STATED EXERCISE ▸
Determine how many lines of the entries contain "действие". Reply with that number alone.

DATA EXCERPTS ▸
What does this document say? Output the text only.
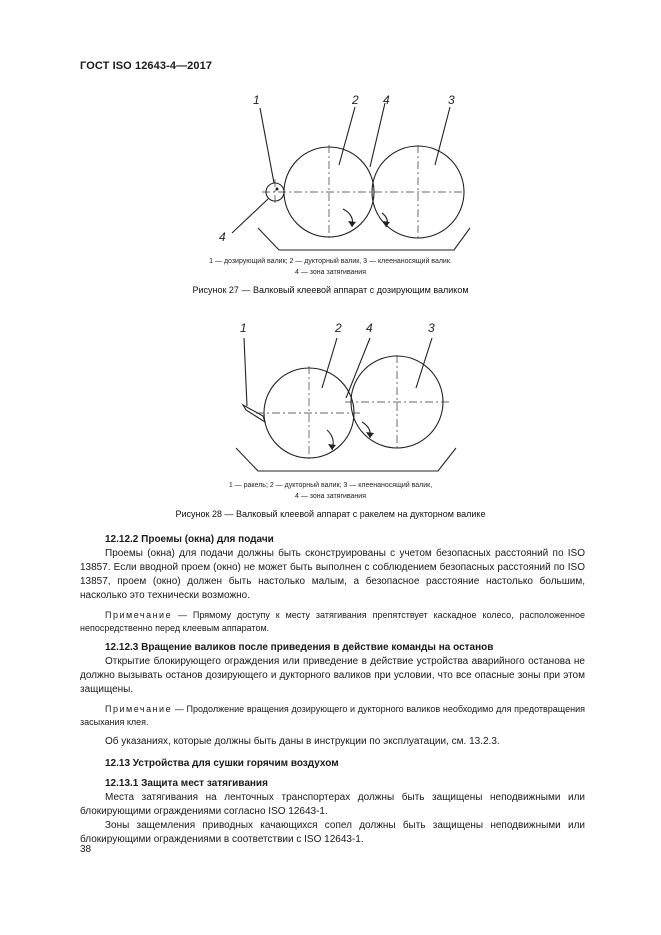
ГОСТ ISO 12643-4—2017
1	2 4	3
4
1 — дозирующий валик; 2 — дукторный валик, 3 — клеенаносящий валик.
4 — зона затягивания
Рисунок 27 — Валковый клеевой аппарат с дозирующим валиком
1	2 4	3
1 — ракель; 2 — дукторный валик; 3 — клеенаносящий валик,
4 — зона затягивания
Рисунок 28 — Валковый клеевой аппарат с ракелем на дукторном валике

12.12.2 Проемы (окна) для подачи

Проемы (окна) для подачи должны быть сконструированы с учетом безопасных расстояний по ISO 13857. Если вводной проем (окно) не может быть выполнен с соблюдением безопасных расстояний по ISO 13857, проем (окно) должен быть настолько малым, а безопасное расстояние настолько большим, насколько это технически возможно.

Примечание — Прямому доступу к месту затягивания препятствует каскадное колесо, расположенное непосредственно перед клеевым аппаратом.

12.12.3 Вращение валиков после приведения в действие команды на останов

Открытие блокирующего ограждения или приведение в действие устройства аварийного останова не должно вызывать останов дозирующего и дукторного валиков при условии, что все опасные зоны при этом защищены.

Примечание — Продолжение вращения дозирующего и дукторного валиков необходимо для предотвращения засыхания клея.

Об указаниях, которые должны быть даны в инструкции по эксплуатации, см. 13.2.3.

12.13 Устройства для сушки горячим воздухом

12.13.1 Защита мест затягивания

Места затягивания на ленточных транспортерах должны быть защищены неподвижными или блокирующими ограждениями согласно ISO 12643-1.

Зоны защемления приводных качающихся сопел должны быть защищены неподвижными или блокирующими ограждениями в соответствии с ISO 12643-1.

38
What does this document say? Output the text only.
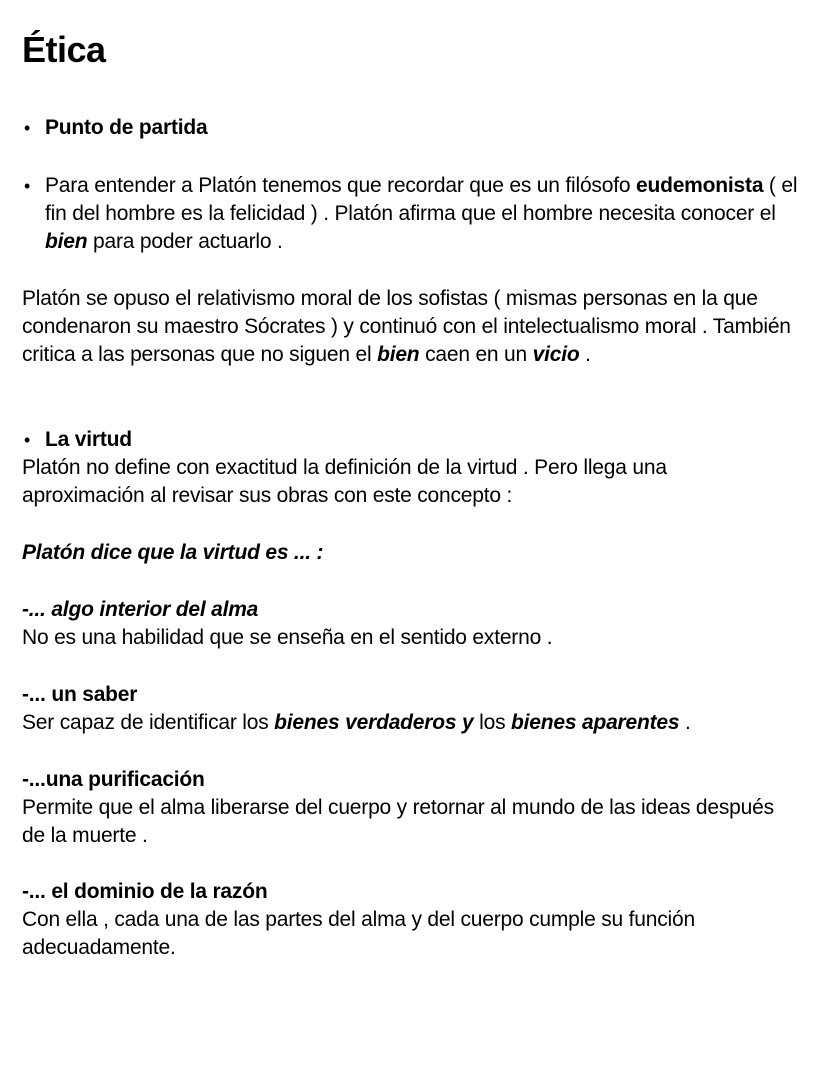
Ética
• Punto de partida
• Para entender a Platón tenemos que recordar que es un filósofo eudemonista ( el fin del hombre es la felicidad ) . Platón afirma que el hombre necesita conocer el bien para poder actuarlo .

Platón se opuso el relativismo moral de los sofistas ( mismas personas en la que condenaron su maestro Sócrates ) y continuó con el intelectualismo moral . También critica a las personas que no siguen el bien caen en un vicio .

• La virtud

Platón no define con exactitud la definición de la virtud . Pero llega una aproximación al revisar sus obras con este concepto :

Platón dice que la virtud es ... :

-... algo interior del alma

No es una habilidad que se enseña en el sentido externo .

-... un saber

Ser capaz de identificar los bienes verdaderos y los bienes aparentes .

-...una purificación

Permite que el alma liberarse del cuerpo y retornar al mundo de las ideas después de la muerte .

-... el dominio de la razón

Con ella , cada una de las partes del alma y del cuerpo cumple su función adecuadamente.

---

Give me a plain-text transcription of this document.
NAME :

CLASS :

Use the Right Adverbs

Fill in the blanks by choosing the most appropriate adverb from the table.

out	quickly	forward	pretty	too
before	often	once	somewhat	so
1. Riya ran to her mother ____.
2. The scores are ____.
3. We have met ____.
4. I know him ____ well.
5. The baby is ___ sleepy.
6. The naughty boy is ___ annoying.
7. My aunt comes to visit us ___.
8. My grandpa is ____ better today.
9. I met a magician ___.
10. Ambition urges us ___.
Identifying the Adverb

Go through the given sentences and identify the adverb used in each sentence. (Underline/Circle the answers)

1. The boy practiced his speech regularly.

COMPLETED EXERCISE ▸
2